#### Exercise requirements
Locate the word "color" in the material, then show every line that holds it.

#### Task inputs
★ ★ ★ ★ ★ ★ ★
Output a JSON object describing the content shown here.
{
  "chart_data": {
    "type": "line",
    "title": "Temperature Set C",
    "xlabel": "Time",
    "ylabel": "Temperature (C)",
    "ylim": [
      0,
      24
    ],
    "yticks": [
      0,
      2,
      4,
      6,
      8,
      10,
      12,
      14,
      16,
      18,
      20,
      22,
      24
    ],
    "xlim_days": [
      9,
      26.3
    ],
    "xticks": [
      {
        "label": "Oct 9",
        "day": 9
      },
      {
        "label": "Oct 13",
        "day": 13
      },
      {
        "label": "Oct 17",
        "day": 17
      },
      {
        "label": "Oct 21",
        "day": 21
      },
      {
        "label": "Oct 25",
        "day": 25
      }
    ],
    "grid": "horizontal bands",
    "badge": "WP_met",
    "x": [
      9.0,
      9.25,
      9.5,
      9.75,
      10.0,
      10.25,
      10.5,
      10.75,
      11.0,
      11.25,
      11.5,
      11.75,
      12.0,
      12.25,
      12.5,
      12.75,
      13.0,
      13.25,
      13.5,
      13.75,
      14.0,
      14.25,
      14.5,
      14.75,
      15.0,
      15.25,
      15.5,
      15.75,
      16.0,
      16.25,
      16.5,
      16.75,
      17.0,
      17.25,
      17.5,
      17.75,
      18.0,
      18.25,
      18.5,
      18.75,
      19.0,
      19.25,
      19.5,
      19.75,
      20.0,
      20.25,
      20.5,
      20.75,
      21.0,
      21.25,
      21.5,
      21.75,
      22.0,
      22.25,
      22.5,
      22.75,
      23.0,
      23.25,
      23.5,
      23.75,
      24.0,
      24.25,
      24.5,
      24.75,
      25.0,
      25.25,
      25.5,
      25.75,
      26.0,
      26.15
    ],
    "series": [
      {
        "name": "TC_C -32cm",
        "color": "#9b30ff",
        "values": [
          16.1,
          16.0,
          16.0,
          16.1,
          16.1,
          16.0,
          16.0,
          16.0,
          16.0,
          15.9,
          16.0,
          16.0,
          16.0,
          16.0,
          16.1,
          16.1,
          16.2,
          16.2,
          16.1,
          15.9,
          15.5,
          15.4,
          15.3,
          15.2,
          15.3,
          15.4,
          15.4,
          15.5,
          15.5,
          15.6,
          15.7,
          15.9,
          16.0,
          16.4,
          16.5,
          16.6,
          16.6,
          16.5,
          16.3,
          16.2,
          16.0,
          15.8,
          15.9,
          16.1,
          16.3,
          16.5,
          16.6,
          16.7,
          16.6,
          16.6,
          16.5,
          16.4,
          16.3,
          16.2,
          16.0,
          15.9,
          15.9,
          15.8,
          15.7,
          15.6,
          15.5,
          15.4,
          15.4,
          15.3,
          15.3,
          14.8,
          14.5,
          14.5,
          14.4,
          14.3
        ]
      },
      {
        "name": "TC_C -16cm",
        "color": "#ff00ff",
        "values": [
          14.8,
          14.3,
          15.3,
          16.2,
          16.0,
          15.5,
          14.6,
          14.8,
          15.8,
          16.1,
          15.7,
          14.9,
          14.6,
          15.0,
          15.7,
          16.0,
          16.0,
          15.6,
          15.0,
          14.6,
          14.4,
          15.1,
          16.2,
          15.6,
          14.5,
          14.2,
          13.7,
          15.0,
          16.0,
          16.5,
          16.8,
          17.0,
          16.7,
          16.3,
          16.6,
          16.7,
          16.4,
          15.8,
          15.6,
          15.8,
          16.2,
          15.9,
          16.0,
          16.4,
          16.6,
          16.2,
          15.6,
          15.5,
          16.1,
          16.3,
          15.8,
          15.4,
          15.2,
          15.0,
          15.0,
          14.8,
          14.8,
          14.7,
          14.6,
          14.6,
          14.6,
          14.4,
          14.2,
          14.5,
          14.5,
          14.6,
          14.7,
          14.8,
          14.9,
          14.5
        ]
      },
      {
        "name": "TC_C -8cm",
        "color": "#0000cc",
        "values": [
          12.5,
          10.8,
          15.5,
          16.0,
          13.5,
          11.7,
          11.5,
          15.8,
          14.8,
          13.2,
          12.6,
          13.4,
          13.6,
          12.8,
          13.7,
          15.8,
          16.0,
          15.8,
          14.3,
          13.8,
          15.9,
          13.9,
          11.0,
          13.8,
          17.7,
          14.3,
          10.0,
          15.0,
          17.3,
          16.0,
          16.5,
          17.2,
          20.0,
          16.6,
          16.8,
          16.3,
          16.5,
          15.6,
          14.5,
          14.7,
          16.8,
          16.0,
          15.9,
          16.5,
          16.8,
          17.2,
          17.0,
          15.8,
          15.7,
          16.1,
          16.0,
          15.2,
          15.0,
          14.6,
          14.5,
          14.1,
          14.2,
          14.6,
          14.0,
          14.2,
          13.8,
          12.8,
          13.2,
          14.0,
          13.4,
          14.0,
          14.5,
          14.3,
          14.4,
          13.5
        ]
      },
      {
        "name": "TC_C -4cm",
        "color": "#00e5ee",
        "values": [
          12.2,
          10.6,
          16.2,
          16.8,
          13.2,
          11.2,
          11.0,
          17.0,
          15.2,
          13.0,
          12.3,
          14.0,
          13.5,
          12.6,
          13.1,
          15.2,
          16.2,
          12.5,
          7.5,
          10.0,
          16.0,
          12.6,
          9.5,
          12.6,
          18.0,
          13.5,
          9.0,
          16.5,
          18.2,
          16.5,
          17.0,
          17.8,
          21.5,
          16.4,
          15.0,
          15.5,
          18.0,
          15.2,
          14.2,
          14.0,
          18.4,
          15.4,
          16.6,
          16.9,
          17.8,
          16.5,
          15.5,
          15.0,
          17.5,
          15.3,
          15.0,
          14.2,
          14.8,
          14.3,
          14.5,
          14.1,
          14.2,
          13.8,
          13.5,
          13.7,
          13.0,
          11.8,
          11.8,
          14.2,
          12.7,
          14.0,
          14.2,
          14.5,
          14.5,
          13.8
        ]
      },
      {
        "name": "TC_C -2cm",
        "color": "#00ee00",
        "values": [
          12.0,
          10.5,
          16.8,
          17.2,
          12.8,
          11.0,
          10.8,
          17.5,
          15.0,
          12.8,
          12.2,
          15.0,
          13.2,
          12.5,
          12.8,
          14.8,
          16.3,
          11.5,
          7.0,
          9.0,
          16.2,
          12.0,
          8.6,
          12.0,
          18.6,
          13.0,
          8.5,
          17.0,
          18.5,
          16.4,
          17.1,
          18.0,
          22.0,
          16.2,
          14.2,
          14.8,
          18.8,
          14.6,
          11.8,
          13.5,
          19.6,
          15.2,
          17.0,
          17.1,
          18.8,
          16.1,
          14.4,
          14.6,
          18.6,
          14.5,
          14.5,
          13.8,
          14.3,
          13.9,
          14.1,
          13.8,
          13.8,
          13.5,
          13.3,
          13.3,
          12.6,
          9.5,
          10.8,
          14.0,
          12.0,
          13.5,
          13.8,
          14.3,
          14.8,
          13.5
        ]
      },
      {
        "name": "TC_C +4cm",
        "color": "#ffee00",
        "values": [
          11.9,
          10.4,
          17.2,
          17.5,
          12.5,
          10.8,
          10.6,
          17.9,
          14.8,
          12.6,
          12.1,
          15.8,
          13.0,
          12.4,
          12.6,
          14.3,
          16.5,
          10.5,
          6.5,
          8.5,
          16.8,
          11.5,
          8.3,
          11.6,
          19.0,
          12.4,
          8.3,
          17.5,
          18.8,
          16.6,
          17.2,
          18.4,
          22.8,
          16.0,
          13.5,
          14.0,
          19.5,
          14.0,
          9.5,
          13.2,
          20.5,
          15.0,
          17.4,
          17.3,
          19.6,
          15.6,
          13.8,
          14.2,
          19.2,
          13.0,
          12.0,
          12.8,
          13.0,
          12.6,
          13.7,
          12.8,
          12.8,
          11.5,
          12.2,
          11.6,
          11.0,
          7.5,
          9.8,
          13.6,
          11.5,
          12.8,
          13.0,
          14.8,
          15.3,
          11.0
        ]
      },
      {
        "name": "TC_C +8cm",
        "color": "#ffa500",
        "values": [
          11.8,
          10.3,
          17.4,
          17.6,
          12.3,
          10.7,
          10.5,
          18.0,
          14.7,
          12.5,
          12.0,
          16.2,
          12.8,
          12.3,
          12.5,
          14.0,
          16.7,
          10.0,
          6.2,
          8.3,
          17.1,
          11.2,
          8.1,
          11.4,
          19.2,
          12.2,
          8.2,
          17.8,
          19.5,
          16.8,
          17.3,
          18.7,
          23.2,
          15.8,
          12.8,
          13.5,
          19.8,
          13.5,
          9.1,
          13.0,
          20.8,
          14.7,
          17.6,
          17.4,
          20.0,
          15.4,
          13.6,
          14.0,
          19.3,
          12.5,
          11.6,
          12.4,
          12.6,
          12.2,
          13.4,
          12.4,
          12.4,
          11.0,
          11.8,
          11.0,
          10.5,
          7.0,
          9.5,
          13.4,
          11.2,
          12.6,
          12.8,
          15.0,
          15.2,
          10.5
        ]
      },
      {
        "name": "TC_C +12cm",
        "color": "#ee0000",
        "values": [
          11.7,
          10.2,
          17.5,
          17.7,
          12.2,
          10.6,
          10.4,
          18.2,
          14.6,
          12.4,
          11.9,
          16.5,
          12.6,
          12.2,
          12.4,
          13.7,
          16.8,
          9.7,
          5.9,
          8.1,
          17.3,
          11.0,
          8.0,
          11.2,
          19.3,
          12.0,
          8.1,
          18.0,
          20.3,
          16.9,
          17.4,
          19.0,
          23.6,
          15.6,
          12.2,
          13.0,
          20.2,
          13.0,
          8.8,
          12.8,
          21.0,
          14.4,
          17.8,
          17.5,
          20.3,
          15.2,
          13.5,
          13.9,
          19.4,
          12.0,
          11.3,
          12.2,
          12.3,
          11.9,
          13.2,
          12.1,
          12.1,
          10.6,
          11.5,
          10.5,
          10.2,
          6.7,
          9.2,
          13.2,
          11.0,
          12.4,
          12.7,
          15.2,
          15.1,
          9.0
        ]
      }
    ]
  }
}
★ ★ ★ ★ ★ ★ ★
#### Solution to this task
        "color": "#9b30ff",
        "color": "#ff00ff",
        "color": "#0000cc",
        "color": "#00e5ee",
        "color": "#00ee00",
        "color": "#ffee00",
        "color": "#ffa500",
        "color": "#ee0000",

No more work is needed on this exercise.